_Written task_
Write out the entire listing below exactly, with the pictures left out.

####################

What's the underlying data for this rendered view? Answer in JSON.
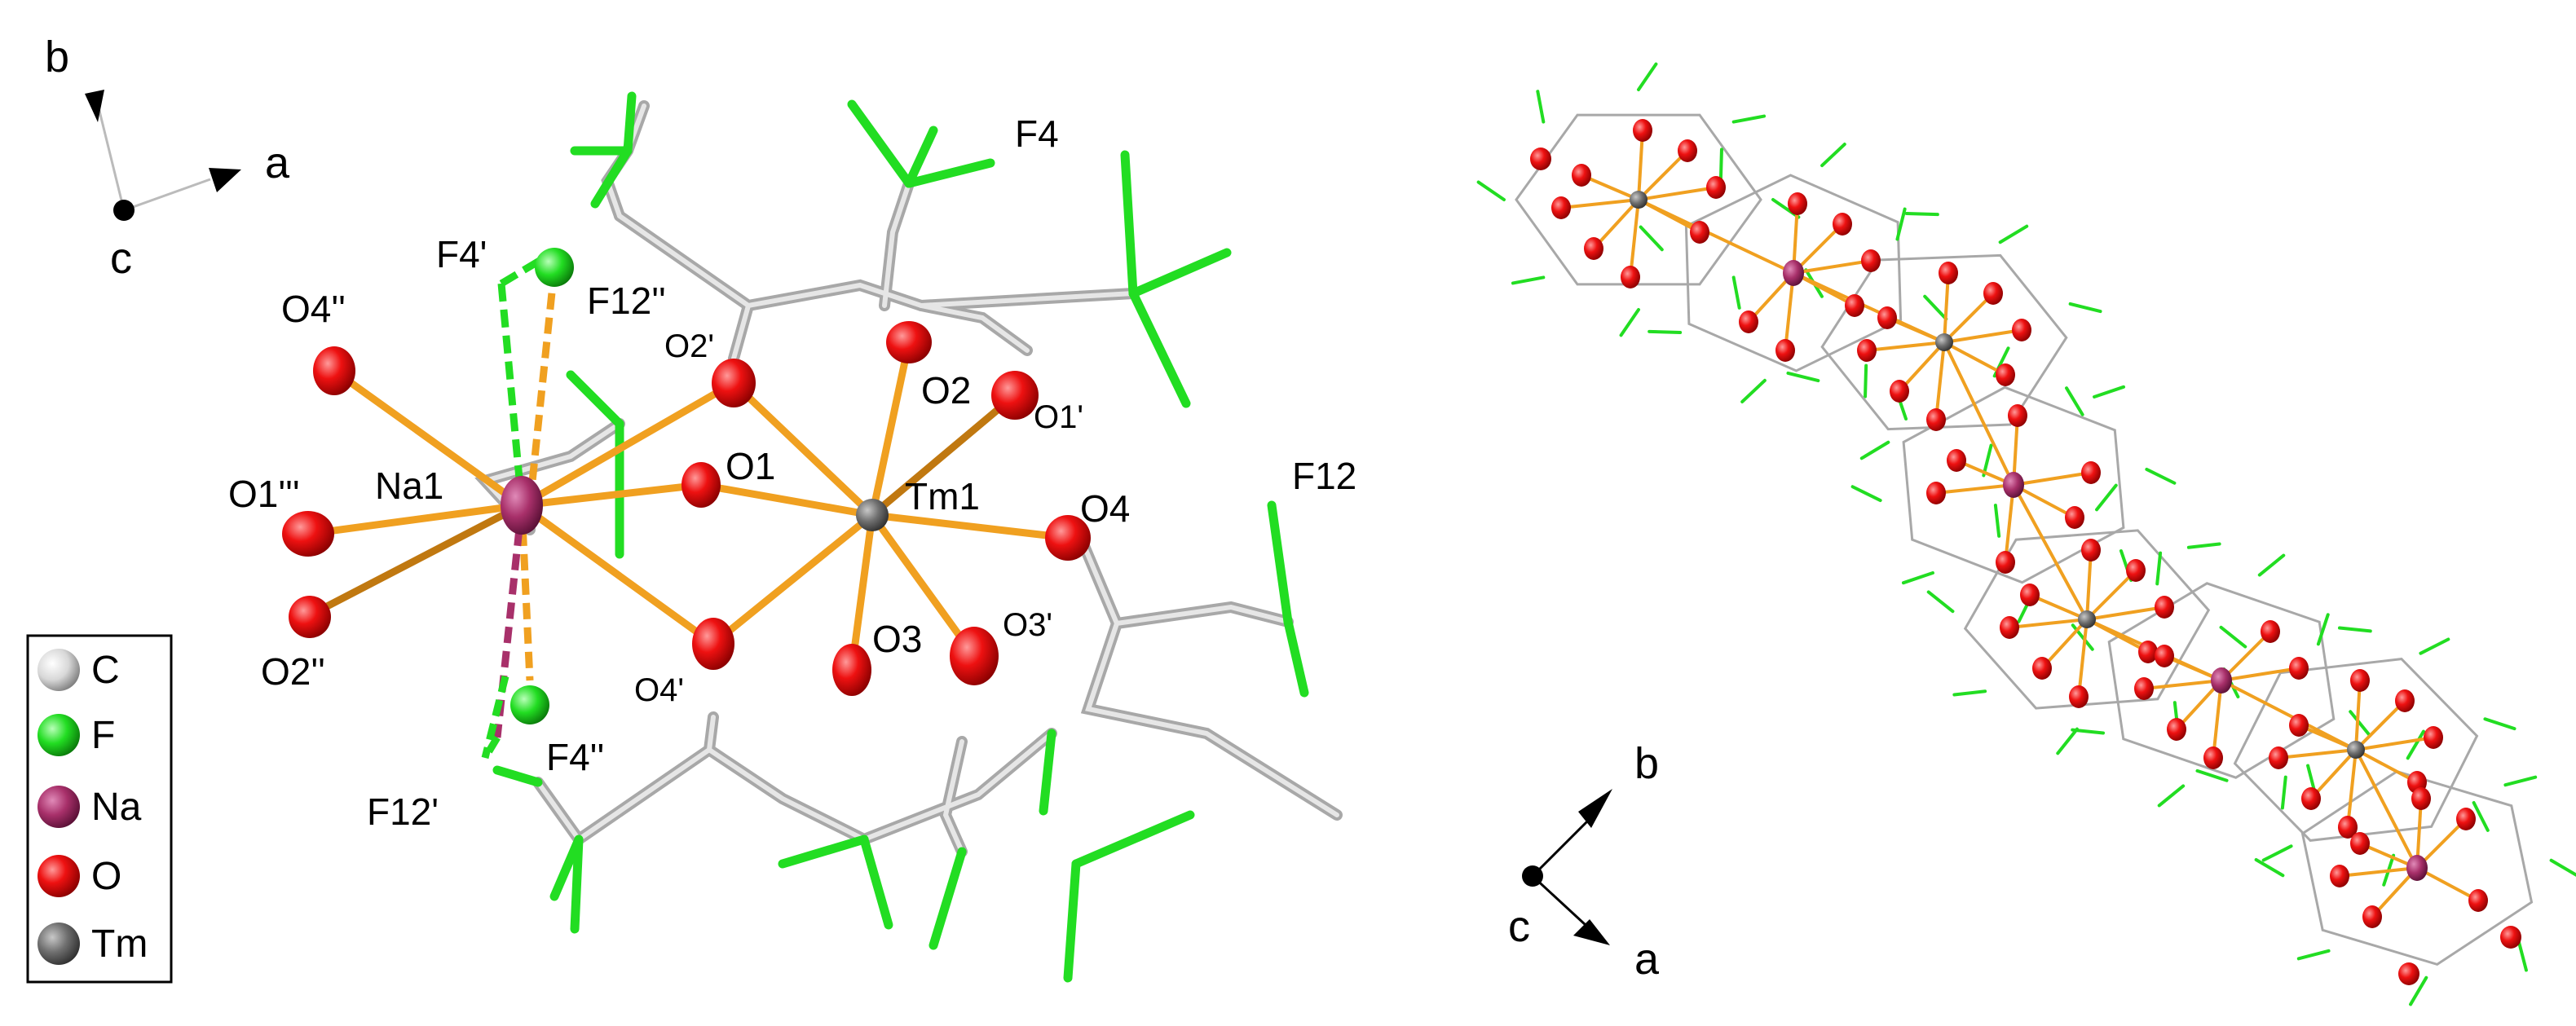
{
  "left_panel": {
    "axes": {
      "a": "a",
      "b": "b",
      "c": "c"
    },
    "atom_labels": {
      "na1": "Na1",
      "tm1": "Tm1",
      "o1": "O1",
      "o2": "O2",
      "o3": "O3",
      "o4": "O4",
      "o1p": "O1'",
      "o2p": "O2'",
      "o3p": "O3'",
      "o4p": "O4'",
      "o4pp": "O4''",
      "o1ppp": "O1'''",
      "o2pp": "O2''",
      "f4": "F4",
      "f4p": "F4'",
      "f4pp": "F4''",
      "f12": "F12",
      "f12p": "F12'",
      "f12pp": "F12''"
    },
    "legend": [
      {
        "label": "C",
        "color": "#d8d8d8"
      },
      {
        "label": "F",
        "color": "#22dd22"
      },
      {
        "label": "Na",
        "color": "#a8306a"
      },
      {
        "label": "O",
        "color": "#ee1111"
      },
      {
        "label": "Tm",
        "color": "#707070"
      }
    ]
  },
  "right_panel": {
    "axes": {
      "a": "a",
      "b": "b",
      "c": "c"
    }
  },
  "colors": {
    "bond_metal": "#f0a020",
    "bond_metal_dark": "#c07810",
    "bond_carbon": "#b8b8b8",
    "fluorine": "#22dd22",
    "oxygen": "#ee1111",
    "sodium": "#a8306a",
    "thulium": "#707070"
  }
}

####################

_Result for this exercise_
What's the underlying data for this rendered view? Answer in JSON.
{
  "left_panel": {
    "axes": {
      "a": "a",
      "b": "b",
      "c": "c"
    },
    "atom_labels": {
      "na1": "Na1",
      "tm1": "Tm1",
      "o1": "O1",
      "o2": "O2",
      "o3": "O3",
      "o4": "O4",
      "o1p": "O1'",
      "o2p": "O2'",
      "o3p": "O3'",
      "o4p": "O4'",
      "o4pp": "O4''",
      "o1ppp": "O1'''",
      "o2pp": "O2''",
      "f4": "F4",
      "f4p": "F4'",
      "f4pp": "F4''",
      "f12": "F12",
      "f12p": "F12'",
      "f12pp": "F12''"
    },
    "legend": [
      {
        "label": "C",
        "color": "#d8d8d8"
      },
      {
        "label": "F",
        "color": "#22dd22"
      },
      {
        "label": "Na",
        "color": "#a8306a"
      },
      {
        "label": "O",
        "color": "#ee1111"
      },
      {
        "label": "Tm",
        "color": "#707070"
      }
    ]
  },
  "right_panel": {
    "axes": {
      "a": "a",
      "b": "b",
      "c": "c"
    }
  },
  "colors": {
    "bond_metal": "#f0a020",
    "bond_metal_dark": "#c07810",
    "bond_carbon": "#b8b8b8",
    "fluorine": "#22dd22",
    "oxygen": "#ee1111",
    "sodium": "#a8306a",
    "thulium": "#707070"
  }
}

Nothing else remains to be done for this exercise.